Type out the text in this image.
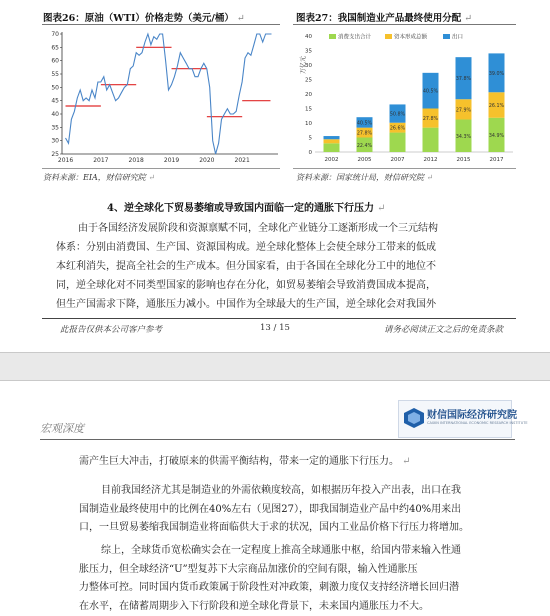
图表26：原油（WTI）价格走势（美元/桶） ↵	图表27：我国制造业产品最终使用分配 ↵
70
65
60
55
50
45
40
35
30
25
2016	2017	2018	2019	2020	2021
40
35
30
25
20
15
10
5
0
2002
22.4%
27.8%
40.5%
2005
26.6%
50.8%
2007
27.8%
40.5%
2012
34.3%
27.9%
37.8%
2015
34.9%
26.1%
39.0%
2017
消费支出合计	资本形成总额	出口
万亿元
资料来源：EIA，财信研究院 ↵	资料来源：国家统计局，财信研究院 ↵
4、逆全球化下贸易萎缩或导致国内面临一定的通胀下行压力 ↵
由于各国经济发展阶段和资源禀赋不同，全球化产业链分工逐渐形成一个三元结构
体系：分别由消费国、生产国、资源国构成。逆全球化整体上会使全球分工带来的低成
本红利消失，提高全社会的生产成本。但分国家看，由于各国在全球化分工中的地位不
同，逆全球化对不同类型国家的影响也存在分化，如贸易萎缩会导致消费国成本提高，
但生产国需求下降，通胀压力减小。中国作为全球最大的生产国，逆全球化会对我国外
此报告仅供本公司客户参考	13 / 15	请务必阅读正文之后的免责条款
宏观深度
财信国际经济研究院
CAIXIN INTERNATIONAL ECONOMIC RESEARCH INSTITUTE
需产生巨大冲击，打破原来的供需平衡结构，带来一定的通胀下行压力。 ↵
目前我国经济尤其是制造业的外需依赖度较高，如根据历年投入产出表，出口在我
国制造业最终使用中的比例在40%左右（见图27），即我国制造业产品中约40%用来出
口，一旦贸易萎缩我国制造业将面临供大于求的状况，国内工业品价格下行压力将增加。
综上，全球货币宽松确实会在一定程度上推高全球通胀中枢，给国内带来输入性通
胀压力，但全球经济“U”型复苏下大宗商品加涨价的空间有限，输入性通胀压
力整体可控。同时国内货币政策属于阶段性对冲政策，刺激力度仅支持经济增长回归潜
在水平，在储蓄周期步入下行阶段和逆全球化背景下，未来国内通胀压力不大。
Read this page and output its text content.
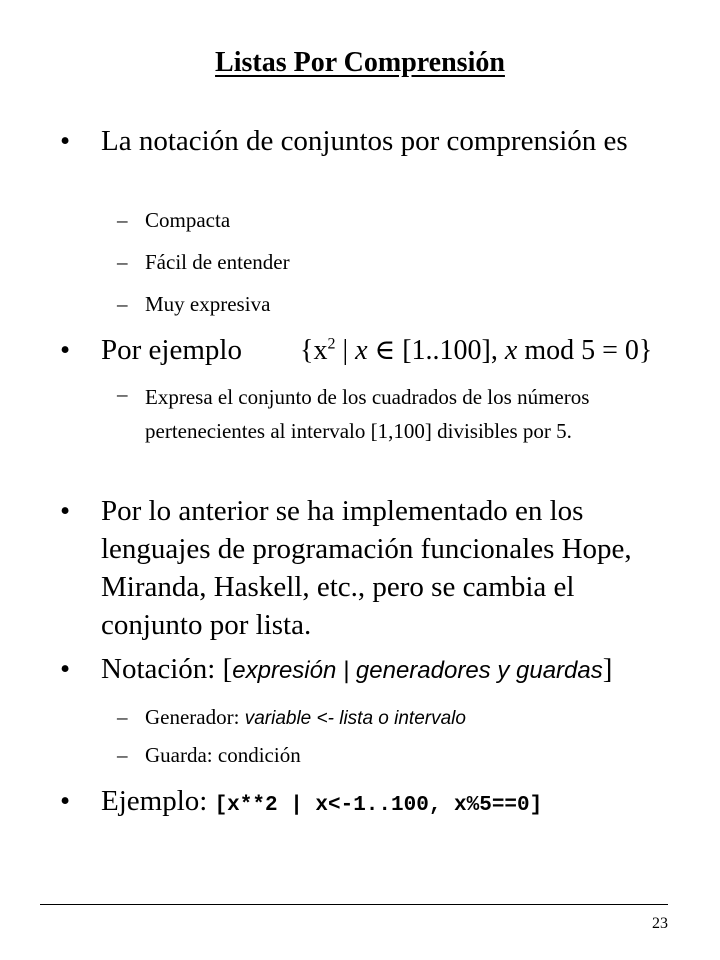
Listas Por Comprensión
• La notación de conjuntos por comprensión es
– Compacta
– Fácil de entender
– Muy expresiva
• Por ejemplo	{$x^2$ | x ∈ [1..100], x mod 5 = 0}
– Expresa el conjunto de los cuadrados de los números pertenecientes al intervalo [1,100] divisibles por 5.
• Por lo anterior se ha implementado en los lenguajes de programación funcionales Hope, Miranda, Haskell, etc., pero se cambia el conjunto por lista.
• Notación: [expresión | generadores y guardas]
– Generador: variable <- lista o intervalo
– Guarda: condición
• Ejemplo: [x**2 | x<-1..100, x%5==0]
23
____
**WORK TO COMPLETE**
Pictures in the records must not appear in the copy; transcribe everything else precisely.

**RESPONSE TO THIS EXERCISE**
Type out the text in this image.
图表26：原油（WTI）价格走势（美元/桶） ↵	图表27：我国制造业产品最终使用分配 ↵
70
65
60
55
50
45
40
35
30
25
2016	2017	2018	2019	2020	2021
40
35
30
25
20
15
10
5
0
2002
22.4%
27.8%
40.5%
2005
26.6%
50.8%
2007
27.8%
40.5%
2012
34.3%
27.9%
37.8%
2015
34.9%
26.1%
39.0%
2017
消费支出合计	资本形成总额	出口
万亿元
资料来源：EIA，财信研究院 ↵	资料来源：国家统计局，财信研究院 ↵
4、逆全球化下贸易萎缩或导致国内面临一定的通胀下行压力 ↵
由于各国经济发展阶段和资源禀赋不同，全球化产业链分工逐渐形成一个三元结构
体系：分别由消费国、生产国、资源国构成。逆全球化整体上会使全球分工带来的低成
本红利消失，提高全社会的生产成本。但分国家看，由于各国在全球化分工中的地位不
同，逆全球化对不同类型国家的影响也存在分化，如贸易萎缩会导致消费国成本提高，
但生产国需求下降，通胀压力减小。中国作为全球最大的生产国，逆全球化会对我国外
此报告仅供本公司客户参考	13 / 15	请务必阅读正文之后的免责条款
宏观深度
财信国际经济研究院
CAIXIN INTERNATIONAL ECONOMIC RESEARCH INSTITUTE
需产生巨大冲击，打破原来的供需平衡结构，带来一定的通胀下行压力。 ↵
目前我国经济尤其是制造业的外需依赖度较高，如根据历年投入产出表，出口在我
国制造业最终使用中的比例在40%左右（见图27），即我国制造业产品中约40%用来出
口，一旦贸易萎缩我国制造业将面临供大于求的状况，国内工业品价格下行压力将增加。
综上，全球货币宽松确实会在一定程度上推高全球通胀中枢，给国内带来输入性通
胀压力，但全球经济“U”型复苏下大宗商品加涨价的空间有限，输入性通胀压
力整体可控。同时国内货币政策属于阶段性对冲政策，刺激力度仅支持经济增长回归潜
在水平，在储蓄周期步入下行阶段和逆全球化背景下，未来国内通胀压力不大。
Read this page and output its text content.
Listas Por Comprensión
• La notación de conjuntos por comprensión es
– Compacta
– Fácil de entender
– Muy expresiva
• Por ejemplo	{$x^2$ | x ∈ [1..100], x mod 5 = 0}
– Expresa el conjunto de los cuadrados de los números pertenecientes al intervalo [1,100] divisibles por 5.
• Por lo anterior se ha implementado en los lenguajes de programación funcionales Hope, Miranda, Haskell, etc., pero se cambia el conjunto por lista.
• Notación: [expresión | generadores y guardas]
– Generador: variable <- lista o intervalo
– Guarda: condición
• Ejemplo: [x**2 | x<-1..100, x%5==0]
23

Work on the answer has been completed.